SOURCE MATERIAL:
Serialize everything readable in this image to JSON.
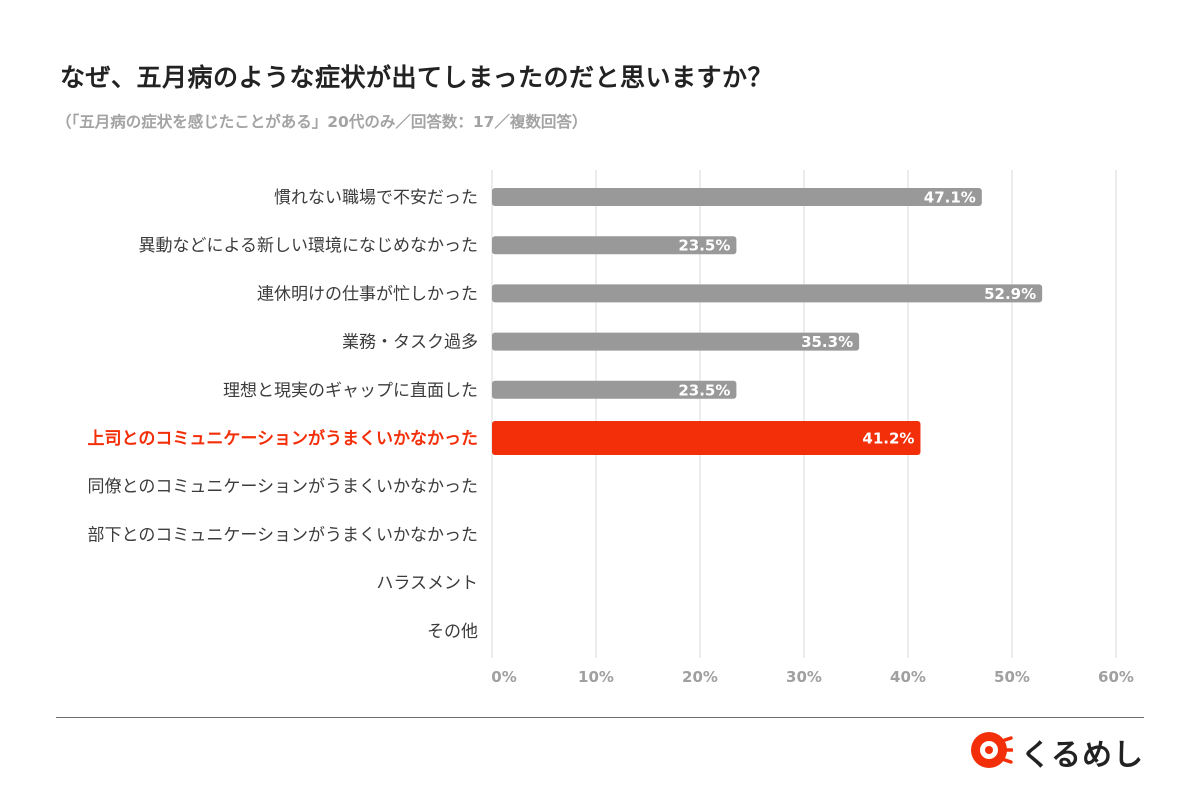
{
  "title": "なぜ、五月病のような症状が出てしまったのだと思いますか？",
  "subtitle": "（「五月病の症状を感じたことがある」20代のみ／回答数：17／複数回答）",
  "brand": {
    "name": "くるめし",
    "logo_icon": "kurumeshi-logo-icon",
    "logo_color": "#f32f0a"
  },
  "chart_data": {
    "type": "bar",
    "orientation": "horizontal",
    "categories": [
      "慣れない職場で不安だった",
      "異動などによる新しい環境になじめなかった",
      "連休明けの仕事が忙しかった",
      "業務・タスク過多",
      "理想と現実のギャップに直面した",
      "上司とのコミュニケーションがうまくいかなかった",
      "同僚とのコミュニケーションがうまくいかなかった",
      "部下とのコミュニケーションがうまくいかなかった",
      "ハラスメント",
      "その他"
    ],
    "values": [
      47.1,
      23.5,
      52.9,
      35.3,
      23.5,
      41.2,
      0,
      0,
      0,
      0
    ],
    "value_labels": [
      "47.1%",
      "23.5%",
      "52.9%",
      "35.3%",
      "23.5%",
      "41.2%",
      "",
      "",
      "",
      ""
    ],
    "highlight_index": 5,
    "bar_color": "#999999",
    "highlight_color": "#f32f0a",
    "xlim": [
      0,
      60
    ],
    "x_ticks": [
      0,
      10,
      20,
      30,
      40,
      50,
      60
    ],
    "x_tick_labels": [
      "0%",
      "10%",
      "20%",
      "30%",
      "40%",
      "50%",
      "60%"
    ],
    "grid": true,
    "legend": "none"
  }
}
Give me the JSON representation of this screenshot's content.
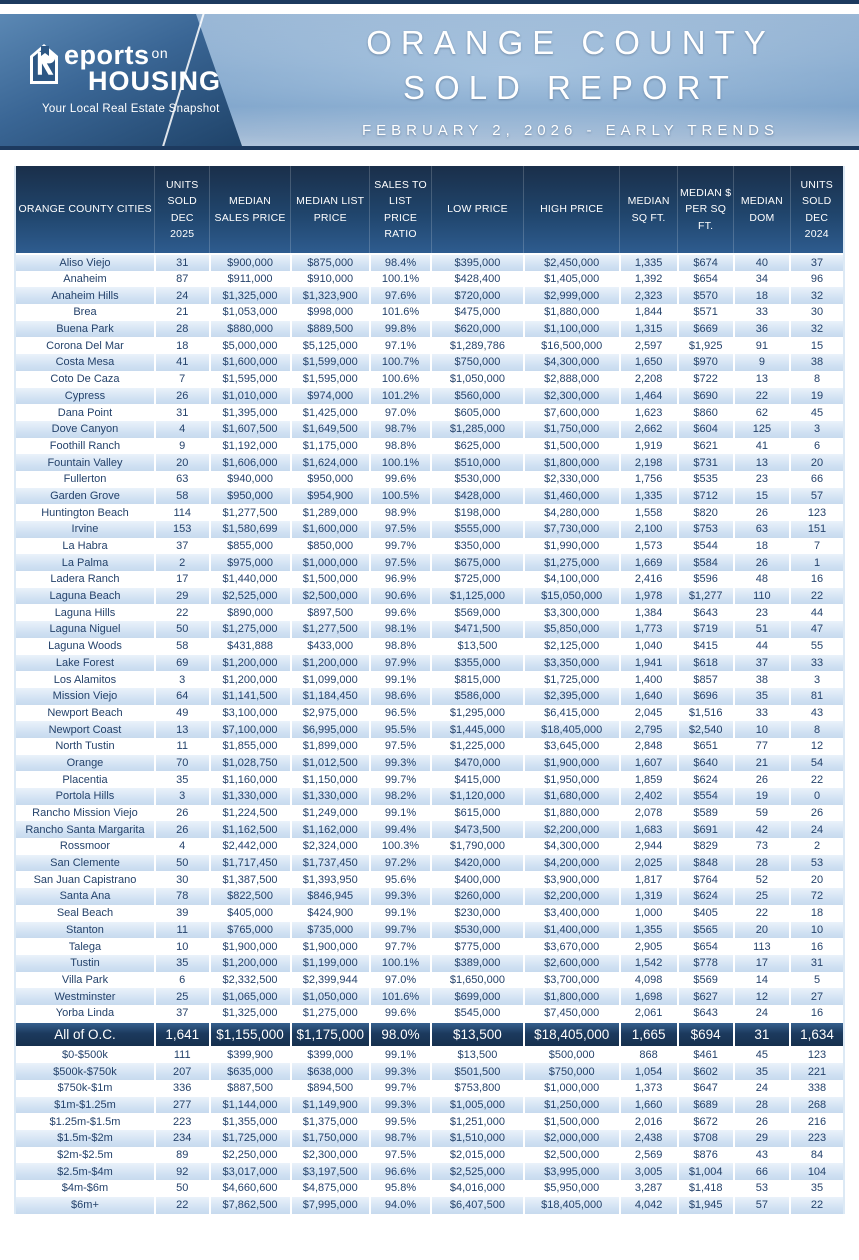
{
  "brand": {
    "logo_word1": "eports",
    "logo_word1_suffix": "on",
    "logo_word2": "HOUSING",
    "tagline": "Your Local Real Estate Snapshot",
    "logo_icon": "r-house-arrow-icon"
  },
  "header": {
    "title_line1": "ORANGE COUNTY",
    "title_line2": "SOLD REPORT",
    "subtitle": "FEBRUARY 2, 2026 - EARLY TRENDS"
  },
  "colors": {
    "top_rule_navy": "#1d3a5f",
    "banner_left_dark": "#1f4369",
    "banner_right_light": "#86add3",
    "table_header_navy": "#20456c",
    "row_stripe_blue": "#cfe0f2",
    "total_row_navy": "#1c3a5e",
    "cell_text_blue": "#24426b"
  },
  "table": {
    "columns": [
      "ORANGE COUNTY CITIES",
      "UNITS SOLD DEC 2025",
      "MEDIAN SALES PRICE",
      "MEDIAN LIST PRICE",
      "SALES TO LIST PRICE RATIO",
      "LOW PRICE",
      "HIGH PRICE",
      "MEDIAN SQ FT.",
      "MEDIAN $ PER SQ FT.",
      "MEDIAN DOM",
      "UNITS SOLD DEC 2024"
    ],
    "sections": [
      {
        "id": "cities",
        "start_striped": true,
        "rows": [
          [
            "Aliso Viejo",
            "31",
            "$900,000",
            "$875,000",
            "98.4%",
            "$395,000",
            "$2,450,000",
            "1,335",
            "$674",
            "40",
            "37"
          ],
          [
            "Anaheim",
            "87",
            "$911,000",
            "$910,000",
            "100.1%",
            "$428,400",
            "$1,405,000",
            "1,392",
            "$654",
            "34",
            "96"
          ],
          [
            "Anaheim Hills",
            "24",
            "$1,325,000",
            "$1,323,900",
            "97.6%",
            "$720,000",
            "$2,999,000",
            "2,323",
            "$570",
            "18",
            "32"
          ],
          [
            "Brea",
            "21",
            "$1,053,000",
            "$998,000",
            "101.6%",
            "$475,000",
            "$1,880,000",
            "1,844",
            "$571",
            "33",
            "30"
          ],
          [
            "Buena Park",
            "28",
            "$880,000",
            "$889,500",
            "99.8%",
            "$620,000",
            "$1,100,000",
            "1,315",
            "$669",
            "36",
            "32"
          ],
          [
            "Corona Del Mar",
            "18",
            "$5,000,000",
            "$5,125,000",
            "97.1%",
            "$1,289,786",
            "$16,500,000",
            "2,597",
            "$1,925",
            "91",
            "15"
          ],
          [
            "Costa Mesa",
            "41",
            "$1,600,000",
            "$1,599,000",
            "100.7%",
            "$750,000",
            "$4,300,000",
            "1,650",
            "$970",
            "9",
            "38"
          ],
          [
            "Coto De Caza",
            "7",
            "$1,595,000",
            "$1,595,000",
            "100.6%",
            "$1,050,000",
            "$2,888,000",
            "2,208",
            "$722",
            "13",
            "8"
          ],
          [
            "Cypress",
            "26",
            "$1,010,000",
            "$974,000",
            "101.2%",
            "$560,000",
            "$2,300,000",
            "1,464",
            "$690",
            "22",
            "19"
          ],
          [
            "Dana Point",
            "31",
            "$1,395,000",
            "$1,425,000",
            "97.0%",
            "$605,000",
            "$7,600,000",
            "1,623",
            "$860",
            "62",
            "45"
          ],
          [
            "Dove Canyon",
            "4",
            "$1,607,500",
            "$1,649,500",
            "98.7%",
            "$1,285,000",
            "$1,750,000",
            "2,662",
            "$604",
            "125",
            "3"
          ],
          [
            "Foothill Ranch",
            "9",
            "$1,192,000",
            "$1,175,000",
            "98.8%",
            "$625,000",
            "$1,500,000",
            "1,919",
            "$621",
            "41",
            "6"
          ],
          [
            "Fountain Valley",
            "20",
            "$1,606,000",
            "$1,624,000",
            "100.1%",
            "$510,000",
            "$1,800,000",
            "2,198",
            "$731",
            "13",
            "20"
          ],
          [
            "Fullerton",
            "63",
            "$940,000",
            "$950,000",
            "99.6%",
            "$530,000",
            "$2,330,000",
            "1,756",
            "$535",
            "23",
            "66"
          ],
          [
            "Garden Grove",
            "58",
            "$950,000",
            "$954,900",
            "100.5%",
            "$428,000",
            "$1,460,000",
            "1,335",
            "$712",
            "15",
            "57"
          ],
          [
            "Huntington Beach",
            "114",
            "$1,277,500",
            "$1,289,000",
            "98.9%",
            "$198,000",
            "$4,280,000",
            "1,558",
            "$820",
            "26",
            "123"
          ],
          [
            "Irvine",
            "153",
            "$1,580,699",
            "$1,600,000",
            "97.5%",
            "$555,000",
            "$7,730,000",
            "2,100",
            "$753",
            "63",
            "151"
          ],
          [
            "La Habra",
            "37",
            "$855,000",
            "$850,000",
            "99.7%",
            "$350,000",
            "$1,990,000",
            "1,573",
            "$544",
            "18",
            "7"
          ],
          [
            "La Palma",
            "2",
            "$975,000",
            "$1,000,000",
            "97.5%",
            "$675,000",
            "$1,275,000",
            "1,669",
            "$584",
            "26",
            "1"
          ],
          [
            "Ladera Ranch",
            "17",
            "$1,440,000",
            "$1,500,000",
            "96.9%",
            "$725,000",
            "$4,100,000",
            "2,416",
            "$596",
            "48",
            "16"
          ],
          [
            "Laguna Beach",
            "29",
            "$2,525,000",
            "$2,500,000",
            "90.6%",
            "$1,125,000",
            "$15,050,000",
            "1,978",
            "$1,277",
            "110",
            "22"
          ],
          [
            "Laguna Hills",
            "22",
            "$890,000",
            "$897,500",
            "99.6%",
            "$569,000",
            "$3,300,000",
            "1,384",
            "$643",
            "23",
            "44"
          ],
          [
            "Laguna Niguel",
            "50",
            "$1,275,000",
            "$1,277,500",
            "98.1%",
            "$471,500",
            "$5,850,000",
            "1,773",
            "$719",
            "51",
            "47"
          ],
          [
            "Laguna Woods",
            "58",
            "$431,888",
            "$433,000",
            "98.8%",
            "$13,500",
            "$2,125,000",
            "1,040",
            "$415",
            "44",
            "55"
          ],
          [
            "Lake Forest",
            "69",
            "$1,200,000",
            "$1,200,000",
            "97.9%",
            "$355,000",
            "$3,350,000",
            "1,941",
            "$618",
            "37",
            "33"
          ],
          [
            "Los Alamitos",
            "3",
            "$1,200,000",
            "$1,099,000",
            "99.1%",
            "$815,000",
            "$1,725,000",
            "1,400",
            "$857",
            "38",
            "3"
          ],
          [
            "Mission Viejo",
            "64",
            "$1,141,500",
            "$1,184,450",
            "98.6%",
            "$586,000",
            "$2,395,000",
            "1,640",
            "$696",
            "35",
            "81"
          ],
          [
            "Newport Beach",
            "49",
            "$3,100,000",
            "$2,975,000",
            "96.5%",
            "$1,295,000",
            "$6,415,000",
            "2,045",
            "$1,516",
            "33",
            "43"
          ],
          [
            "Newport Coast",
            "13",
            "$7,100,000",
            "$6,995,000",
            "95.5%",
            "$1,445,000",
            "$18,405,000",
            "2,795",
            "$2,540",
            "10",
            "8"
          ],
          [
            "North Tustin",
            "11",
            "$1,855,000",
            "$1,899,000",
            "97.5%",
            "$1,225,000",
            "$3,645,000",
            "2,848",
            "$651",
            "77",
            "12"
          ],
          [
            "Orange",
            "70",
            "$1,028,750",
            "$1,012,500",
            "99.3%",
            "$470,000",
            "$1,900,000",
            "1,607",
            "$640",
            "21",
            "54"
          ],
          [
            "Placentia",
            "35",
            "$1,160,000",
            "$1,150,000",
            "99.7%",
            "$415,000",
            "$1,950,000",
            "1,859",
            "$624",
            "26",
            "22"
          ],
          [
            "Portola Hills",
            "3",
            "$1,330,000",
            "$1,330,000",
            "98.2%",
            "$1,120,000",
            "$1,680,000",
            "2,402",
            "$554",
            "19",
            "0"
          ],
          [
            "Rancho Mission Viejo",
            "26",
            "$1,224,500",
            "$1,249,000",
            "99.1%",
            "$615,000",
            "$1,880,000",
            "2,078",
            "$589",
            "59",
            "26"
          ],
          [
            "Rancho Santa Margarita",
            "26",
            "$1,162,500",
            "$1,162,000",
            "99.4%",
            "$473,500",
            "$2,200,000",
            "1,683",
            "$691",
            "42",
            "24"
          ],
          [
            "Rossmoor",
            "4",
            "$2,442,000",
            "$2,324,000",
            "100.3%",
            "$1,790,000",
            "$4,300,000",
            "2,944",
            "$829",
            "73",
            "2"
          ],
          [
            "San Clemente",
            "50",
            "$1,717,450",
            "$1,737,450",
            "97.2%",
            "$420,000",
            "$4,200,000",
            "2,025",
            "$848",
            "28",
            "53"
          ],
          [
            "San Juan Capistrano",
            "30",
            "$1,387,500",
            "$1,393,950",
            "95.6%",
            "$400,000",
            "$3,900,000",
            "1,817",
            "$764",
            "52",
            "20"
          ],
          [
            "Santa Ana",
            "78",
            "$822,500",
            "$846,945",
            "99.3%",
            "$260,000",
            "$2,200,000",
            "1,319",
            "$624",
            "25",
            "72"
          ],
          [
            "Seal Beach",
            "39",
            "$405,000",
            "$424,900",
            "99.1%",
            "$230,000",
            "$3,400,000",
            "1,000",
            "$405",
            "22",
            "18"
          ],
          [
            "Stanton",
            "11",
            "$765,000",
            "$735,000",
            "99.7%",
            "$530,000",
            "$1,400,000",
            "1,355",
            "$565",
            "20",
            "10"
          ],
          [
            "Talega",
            "10",
            "$1,900,000",
            "$1,900,000",
            "97.7%",
            "$775,000",
            "$3,670,000",
            "2,905",
            "$654",
            "113",
            "16"
          ],
          [
            "Tustin",
            "35",
            "$1,200,000",
            "$1,199,000",
            "100.1%",
            "$389,000",
            "$2,600,000",
            "1,542",
            "$778",
            "17",
            "31"
          ],
          [
            "Villa Park",
            "6",
            "$2,332,500",
            "$2,399,944",
            "97.0%",
            "$1,650,000",
            "$3,700,000",
            "4,098",
            "$569",
            "14",
            "5"
          ],
          [
            "Westminster",
            "25",
            "$1,065,000",
            "$1,050,000",
            "101.6%",
            "$699,000",
            "$1,800,000",
            "1,698",
            "$627",
            "12",
            "27"
          ],
          [
            "Yorba Linda",
            "37",
            "$1,325,000",
            "$1,275,000",
            "99.6%",
            "$545,000",
            "$7,450,000",
            "2,061",
            "$643",
            "24",
            "16"
          ]
        ]
      },
      {
        "id": "total",
        "is_total": true,
        "rows": [
          [
            "All of O.C.",
            "1,641",
            "$1,155,000",
            "$1,175,000",
            "98.0%",
            "$13,500",
            "$18,405,000",
            "1,665",
            "$694",
            "31",
            "1,634"
          ]
        ]
      },
      {
        "id": "price_ranges",
        "start_striped": false,
        "rows": [
          [
            "$0-$500k",
            "111",
            "$399,900",
            "$399,000",
            "99.1%",
            "$13,500",
            "$500,000",
            "868",
            "$461",
            "45",
            "123"
          ],
          [
            "$500k-$750k",
            "207",
            "$635,000",
            "$638,000",
            "99.3%",
            "$501,500",
            "$750,000",
            "1,054",
            "$602",
            "35",
            "221"
          ],
          [
            "$750k-$1m",
            "336",
            "$887,500",
            "$894,500",
            "99.7%",
            "$753,800",
            "$1,000,000",
            "1,373",
            "$647",
            "24",
            "338"
          ],
          [
            "$1m-$1.25m",
            "277",
            "$1,144,000",
            "$1,149,900",
            "99.3%",
            "$1,005,000",
            "$1,250,000",
            "1,660",
            "$689",
            "28",
            "268"
          ],
          [
            "$1.25m-$1.5m",
            "223",
            "$1,355,000",
            "$1,375,000",
            "99.5%",
            "$1,251,000",
            "$1,500,000",
            "2,016",
            "$672",
            "26",
            "216"
          ],
          [
            "$1.5m-$2m",
            "234",
            "$1,725,000",
            "$1,750,000",
            "98.7%",
            "$1,510,000",
            "$2,000,000",
            "2,438",
            "$708",
            "29",
            "223"
          ],
          [
            "$2m-$2.5m",
            "89",
            "$2,250,000",
            "$2,300,000",
            "97.5%",
            "$2,015,000",
            "$2,500,000",
            "2,569",
            "$876",
            "43",
            "84"
          ],
          [
            "$2.5m-$4m",
            "92",
            "$3,017,000",
            "$3,197,500",
            "96.6%",
            "$2,525,000",
            "$3,995,000",
            "3,005",
            "$1,004",
            "66",
            "104"
          ],
          [
            "$4m-$6m",
            "50",
            "$4,660,600",
            "$4,875,000",
            "95.8%",
            "$4,016,000",
            "$5,950,000",
            "3,287",
            "$1,418",
            "53",
            "35"
          ],
          [
            "$6m+",
            "22",
            "$7,862,500",
            "$7,995,000",
            "94.0%",
            "$6,407,500",
            "$18,405,000",
            "4,042",
            "$1,945",
            "57",
            "22"
          ]
        ]
      }
    ]
  }
}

THE REQUEST:
Count every line in the data where the string "Rancho" occurs. Give nothing except the number.

THE RESPONSE:
2